§ Goal
Every record must be transcribed in its entirety, apart from the images, which are to be omitted.

§ Provided material
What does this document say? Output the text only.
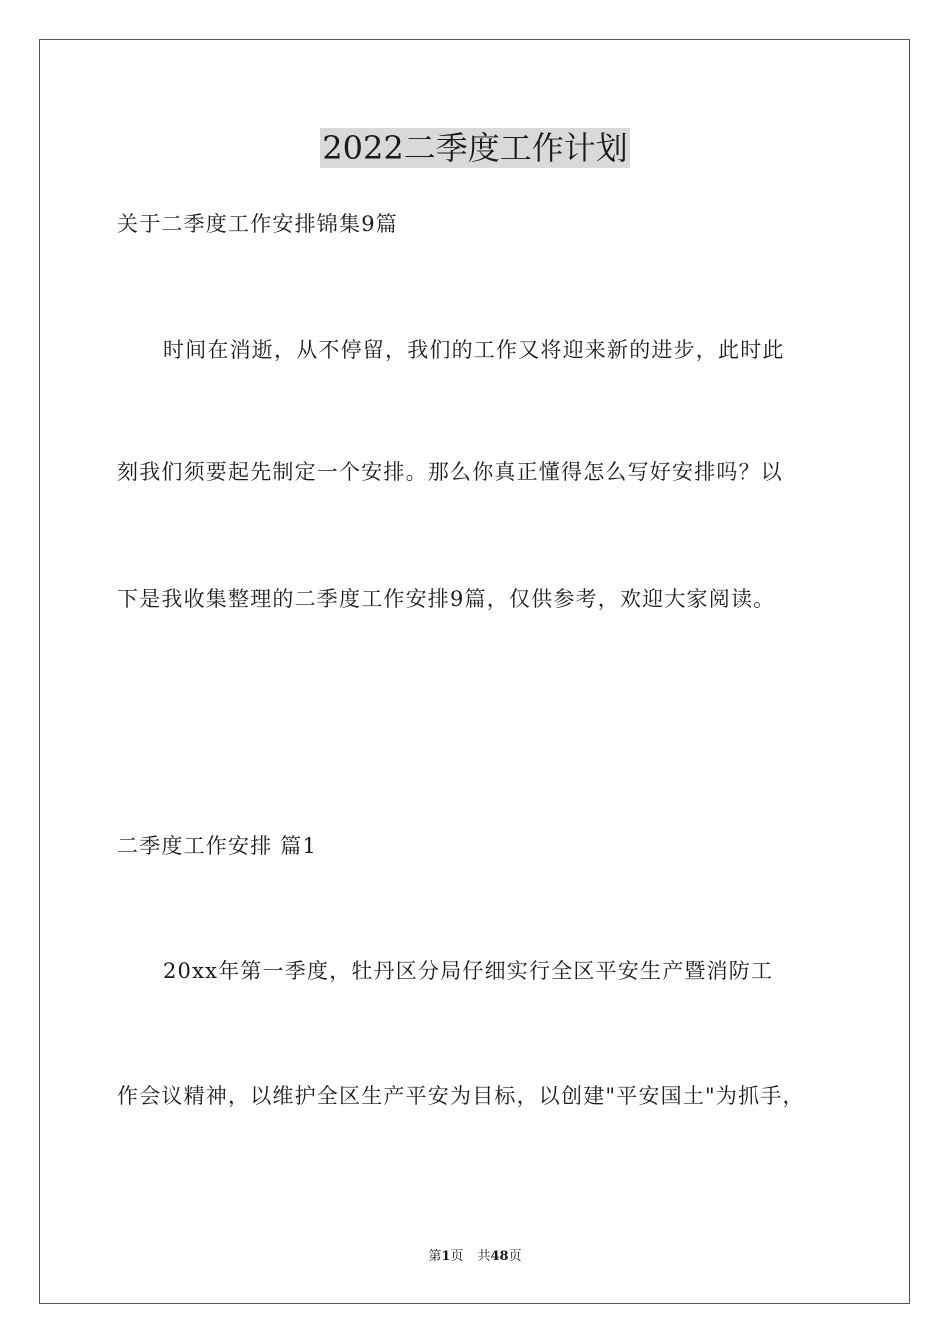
2022二季度工作计划

关于二季度工作安排锦集9篇

时间在消逝，从不停留，我们的工作又将迎来新的进步，此时此

刻我们须要起先制定一个安排。那么你真正懂得怎么写好安排吗？以

下是我收集整理的二季度工作安排9篇，仅供参考，欢迎大家阅读。

二季度工作安排 篇1

20xx年第一季度，牡丹区分局仔细实行全区平安生产暨消防工

作会议精神，以维护全区生产平安为目标，以创建"平安国土"为抓手，

第1页 共48页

§ Written solution
What does this document say? Output the text only.
2022二季度工作计划

关于二季度工作安排锦集9篇

时间在消逝，从不停留，我们的工作又将迎来新的进步，此时此

刻我们须要起先制定一个安排。那么你真正懂得怎么写好安排吗？以

下是我收集整理的二季度工作安排9篇，仅供参考，欢迎大家阅读。

二季度工作安排 篇1

20xx年第一季度，牡丹区分局仔细实行全区平安生产暨消防工

作会议精神，以维护全区生产平安为目标，以创建"平安国土"为抓手，

第1页 共48页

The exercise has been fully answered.